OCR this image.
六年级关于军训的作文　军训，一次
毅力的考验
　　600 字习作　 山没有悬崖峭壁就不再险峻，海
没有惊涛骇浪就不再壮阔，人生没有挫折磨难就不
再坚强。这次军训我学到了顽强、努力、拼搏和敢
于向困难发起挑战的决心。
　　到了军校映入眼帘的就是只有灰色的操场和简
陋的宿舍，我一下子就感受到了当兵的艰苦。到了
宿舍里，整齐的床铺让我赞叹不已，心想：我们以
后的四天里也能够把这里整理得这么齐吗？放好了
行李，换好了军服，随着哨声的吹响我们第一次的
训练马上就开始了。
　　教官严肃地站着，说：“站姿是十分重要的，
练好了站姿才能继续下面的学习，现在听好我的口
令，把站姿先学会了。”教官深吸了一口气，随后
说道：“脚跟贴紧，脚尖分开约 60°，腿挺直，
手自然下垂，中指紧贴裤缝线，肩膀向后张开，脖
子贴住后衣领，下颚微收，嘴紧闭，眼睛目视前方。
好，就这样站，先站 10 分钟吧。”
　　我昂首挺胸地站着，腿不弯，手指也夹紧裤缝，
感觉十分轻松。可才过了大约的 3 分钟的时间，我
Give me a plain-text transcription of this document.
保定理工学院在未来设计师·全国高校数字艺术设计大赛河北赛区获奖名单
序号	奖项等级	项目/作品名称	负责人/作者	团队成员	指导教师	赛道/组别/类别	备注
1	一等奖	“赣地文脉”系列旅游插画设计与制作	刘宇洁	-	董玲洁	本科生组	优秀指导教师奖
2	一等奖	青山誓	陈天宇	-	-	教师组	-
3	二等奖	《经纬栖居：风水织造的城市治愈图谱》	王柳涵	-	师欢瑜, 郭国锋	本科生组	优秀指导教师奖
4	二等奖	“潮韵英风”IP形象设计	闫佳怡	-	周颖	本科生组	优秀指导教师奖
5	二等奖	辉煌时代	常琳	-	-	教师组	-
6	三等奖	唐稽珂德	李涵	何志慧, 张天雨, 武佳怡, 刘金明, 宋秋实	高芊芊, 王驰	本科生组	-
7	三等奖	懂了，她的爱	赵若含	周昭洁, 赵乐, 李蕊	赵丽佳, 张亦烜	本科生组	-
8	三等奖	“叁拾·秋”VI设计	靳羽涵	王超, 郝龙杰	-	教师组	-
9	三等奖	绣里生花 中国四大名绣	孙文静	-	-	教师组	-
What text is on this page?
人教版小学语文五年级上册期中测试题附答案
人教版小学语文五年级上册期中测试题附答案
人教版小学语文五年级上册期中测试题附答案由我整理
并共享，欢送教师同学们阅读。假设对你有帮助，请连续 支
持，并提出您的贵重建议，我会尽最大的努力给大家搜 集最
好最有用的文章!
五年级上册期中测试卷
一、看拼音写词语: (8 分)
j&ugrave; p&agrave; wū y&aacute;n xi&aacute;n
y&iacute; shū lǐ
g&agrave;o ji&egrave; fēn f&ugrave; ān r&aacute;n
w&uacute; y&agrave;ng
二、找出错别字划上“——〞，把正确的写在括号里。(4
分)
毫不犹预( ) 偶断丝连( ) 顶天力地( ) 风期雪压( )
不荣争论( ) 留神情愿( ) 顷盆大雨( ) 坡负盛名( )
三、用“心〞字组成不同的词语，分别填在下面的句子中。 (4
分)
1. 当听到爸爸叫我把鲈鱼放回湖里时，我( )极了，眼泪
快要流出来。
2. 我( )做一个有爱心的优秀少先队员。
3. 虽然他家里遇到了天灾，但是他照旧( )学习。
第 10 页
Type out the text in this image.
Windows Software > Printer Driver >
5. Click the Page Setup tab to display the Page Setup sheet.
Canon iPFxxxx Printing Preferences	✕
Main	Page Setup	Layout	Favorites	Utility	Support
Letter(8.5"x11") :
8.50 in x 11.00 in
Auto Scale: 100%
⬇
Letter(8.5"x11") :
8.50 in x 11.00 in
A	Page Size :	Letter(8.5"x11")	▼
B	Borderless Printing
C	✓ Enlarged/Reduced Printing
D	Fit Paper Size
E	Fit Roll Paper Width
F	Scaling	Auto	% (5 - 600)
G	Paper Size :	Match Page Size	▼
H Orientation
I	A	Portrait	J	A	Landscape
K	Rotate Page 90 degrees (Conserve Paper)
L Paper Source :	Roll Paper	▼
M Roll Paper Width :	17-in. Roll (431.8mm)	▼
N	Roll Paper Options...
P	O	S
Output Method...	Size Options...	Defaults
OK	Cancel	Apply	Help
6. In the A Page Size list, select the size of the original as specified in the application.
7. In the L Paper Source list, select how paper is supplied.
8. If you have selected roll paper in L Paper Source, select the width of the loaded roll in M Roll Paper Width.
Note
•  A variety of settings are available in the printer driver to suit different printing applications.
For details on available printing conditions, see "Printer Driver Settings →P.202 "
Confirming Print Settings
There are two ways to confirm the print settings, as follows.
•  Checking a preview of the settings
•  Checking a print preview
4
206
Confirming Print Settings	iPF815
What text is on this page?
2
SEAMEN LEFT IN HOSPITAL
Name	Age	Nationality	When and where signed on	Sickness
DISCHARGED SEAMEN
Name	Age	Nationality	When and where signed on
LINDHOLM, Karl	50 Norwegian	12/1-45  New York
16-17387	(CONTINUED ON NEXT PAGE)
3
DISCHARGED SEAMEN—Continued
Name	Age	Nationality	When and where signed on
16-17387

□ □ □ □

▶ _Stated task_: Repeat the material above in full, exactly as it stands.

▶ _Exercise output_:
OCR this image.
六年级关于军训的作文　军训，一次
毅力的考验
　　600 字习作　 山没有悬崖峭壁就不再险峻，海
没有惊涛骇浪就不再壮阔，人生没有挫折磨难就不
再坚强。这次军训我学到了顽强、努力、拼搏和敢
于向困难发起挑战的决心。
　　到了军校映入眼帘的就是只有灰色的操场和简
陋的宿舍，我一下子就感受到了当兵的艰苦。到了
宿舍里，整齐的床铺让我赞叹不已，心想：我们以
后的四天里也能够把这里整理得这么齐吗？放好了
行李，换好了军服，随着哨声的吹响我们第一次的
训练马上就开始了。
　　教官严肃地站着，说：“站姿是十分重要的，
练好了站姿才能继续下面的学习，现在听好我的口
令，把站姿先学会了。”教官深吸了一口气，随后
说道：“脚跟贴紧，脚尖分开约 60°，腿挺直，
手自然下垂，中指紧贴裤缝线，肩膀向后张开，脖
子贴住后衣领，下颚微收，嘴紧闭，眼睛目视前方。
好，就这样站，先站 10 分钟吧。”
　　我昂首挺胸地站着，腿不弯，手指也夹紧裤缝，
感觉十分轻松。可才过了大约的 3 分钟的时间，我
Give me a plain-text transcription of this document.
保定理工学院在未来设计师·全国高校数字艺术设计大赛河北赛区获奖名单
序号	奖项等级	项目/作品名称	负责人/作者	团队成员	指导教师	赛道/组别/类别	备注
1	一等奖	“赣地文脉”系列旅游插画设计与制作	刘宇洁	-	董玲洁	本科生组	优秀指导教师奖
2	一等奖	青山誓	陈天宇	-	-	教师组	-
3	二等奖	《经纬栖居：风水织造的城市治愈图谱》	王柳涵	-	师欢瑜, 郭国锋	本科生组	优秀指导教师奖
4	二等奖	“潮韵英风”IP形象设计	闫佳怡	-	周颖	本科生组	优秀指导教师奖
5	二等奖	辉煌时代	常琳	-	-	教师组	-
6	三等奖	唐稽珂德	李涵	何志慧, 张天雨, 武佳怡, 刘金明, 宋秋实	高芊芊, 王驰	本科生组	-
7	三等奖	懂了，她的爱	赵若含	周昭洁, 赵乐, 李蕊	赵丽佳, 张亦烜	本科生组	-
8	三等奖	“叁拾·秋”VI设计	靳羽涵	王超, 郝龙杰	-	教师组	-
9	三等奖	绣里生花 中国四大名绣	孙文静	-	-	教师组	-
What text is on this page?
人教版小学语文五年级上册期中测试题附答案
人教版小学语文五年级上册期中测试题附答案
人教版小学语文五年级上册期中测试题附答案由我整理
并共享，欢送教师同学们阅读。假设对你有帮助，请连续 支
持，并提出您的贵重建议，我会尽最大的努力给大家搜 集最
好最有用的文章!
五年级上册期中测试卷
一、看拼音写词语: (8 分)
j&ugrave; p&agrave; wū y&aacute;n xi&aacute;n
y&iacute; shū lǐ
g&agrave;o ji&egrave; fēn f&ugrave; ān r&aacute;n
w&uacute; y&agrave;ng
二、找出错别字划上“——〞，把正确的写在括号里。(4
分)
毫不犹预( ) 偶断丝连( ) 顶天力地( ) 风期雪压( )
不荣争论( ) 留神情愿( ) 顷盆大雨( ) 坡负盛名( )
三、用“心〞字组成不同的词语，分别填在下面的句子中。 (4
分)
1. 当听到爸爸叫我把鲈鱼放回湖里时，我( )极了，眼泪
快要流出来。
2. 我( )做一个有爱心的优秀少先队员。
3. 虽然他家里遇到了天灾，但是他照旧( )学习。
第 10 页
Type out the text in this image.
Windows Software > Printer Driver >
5. Click the Page Setup tab to display the Page Setup sheet.
Canon iPFxxxx Printing Preferences	✕
Main	Page Setup	Layout	Favorites	Utility	Support
Letter(8.5"x11") :
8.50 in x 11.00 in
Auto Scale: 100%
⬇
Letter(8.5"x11") :
8.50 in x 11.00 in
A	Page Size :	Letter(8.5"x11")	▼
B	Borderless Printing
C	✓ Enlarged/Reduced Printing
D	Fit Paper Size
E	Fit Roll Paper Width
F	Scaling	Auto	% (5 - 600)
G	Paper Size :	Match Page Size	▼
H Orientation
I	A	Portrait	J	A	Landscape
K	Rotate Page 90 degrees (Conserve Paper)
L Paper Source :	Roll Paper	▼
M Roll Paper Width :	17-in. Roll (431.8mm)	▼
N	Roll Paper Options...
P	O	S
Output Method...	Size Options...	Defaults
OK	Cancel	Apply	Help
6. In the A Page Size list, select the size of the original as specified in the application.
7. In the L Paper Source list, select how paper is supplied.
8. If you have selected roll paper in L Paper Source, select the width of the loaded roll in M Roll Paper Width.
Note
•  A variety of settings are available in the printer driver to suit different printing applications.
For details on available printing conditions, see "Printer Driver Settings →P.202 "
Confirming Print Settings
There are two ways to confirm the print settings, as follows.
•  Checking a preview of the settings
•  Checking a print preview
4
206
Confirming Print Settings	iPF815
What text is on this page?
2
SEAMEN LEFT IN HOSPITAL
Name	Age	Nationality	When and where signed on	Sickness
DISCHARGED SEAMEN
Name	Age	Nationality	When and where signed on
LINDHOLM, Karl	50 Norwegian	12/1-45  New York
16-17387	(CONTINUED ON NEXT PAGE)
3
DISCHARGED SEAMEN—Continued
Name	Age	Nationality	When and where signed on
16-17387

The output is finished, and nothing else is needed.